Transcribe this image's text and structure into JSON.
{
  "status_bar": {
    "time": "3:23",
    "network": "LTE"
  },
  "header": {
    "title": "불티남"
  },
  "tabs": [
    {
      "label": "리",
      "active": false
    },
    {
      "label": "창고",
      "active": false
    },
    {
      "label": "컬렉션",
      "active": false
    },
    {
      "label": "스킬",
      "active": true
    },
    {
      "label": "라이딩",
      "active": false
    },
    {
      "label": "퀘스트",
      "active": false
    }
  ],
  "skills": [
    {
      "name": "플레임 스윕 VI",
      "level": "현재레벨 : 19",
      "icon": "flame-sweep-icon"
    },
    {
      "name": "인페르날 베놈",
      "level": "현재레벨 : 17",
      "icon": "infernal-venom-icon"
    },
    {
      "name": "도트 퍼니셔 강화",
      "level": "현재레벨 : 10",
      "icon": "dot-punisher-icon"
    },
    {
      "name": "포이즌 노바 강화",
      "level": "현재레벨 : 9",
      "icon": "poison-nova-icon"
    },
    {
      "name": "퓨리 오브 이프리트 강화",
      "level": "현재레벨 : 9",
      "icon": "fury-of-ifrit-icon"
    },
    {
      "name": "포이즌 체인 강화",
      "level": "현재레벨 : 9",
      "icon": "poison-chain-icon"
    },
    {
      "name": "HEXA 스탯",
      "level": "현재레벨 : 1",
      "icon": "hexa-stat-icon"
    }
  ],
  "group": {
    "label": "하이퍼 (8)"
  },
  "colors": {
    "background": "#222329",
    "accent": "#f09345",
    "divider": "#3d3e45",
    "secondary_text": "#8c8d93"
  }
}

┄┄┄┄┄┄

- [Aim]
Keep only the lines that hold the string "level", and copy them out.

- [Result]
      "level": "현재레벨 : 19",
      "level": "현재레벨 : 17",
      "level": "현재레벨 : 10",
      "level": "현재레벨 : 9",
      "level": "현재레벨 : 9",
      "level": "현재레벨 : 9",
      "level": "현재레벨 : 1",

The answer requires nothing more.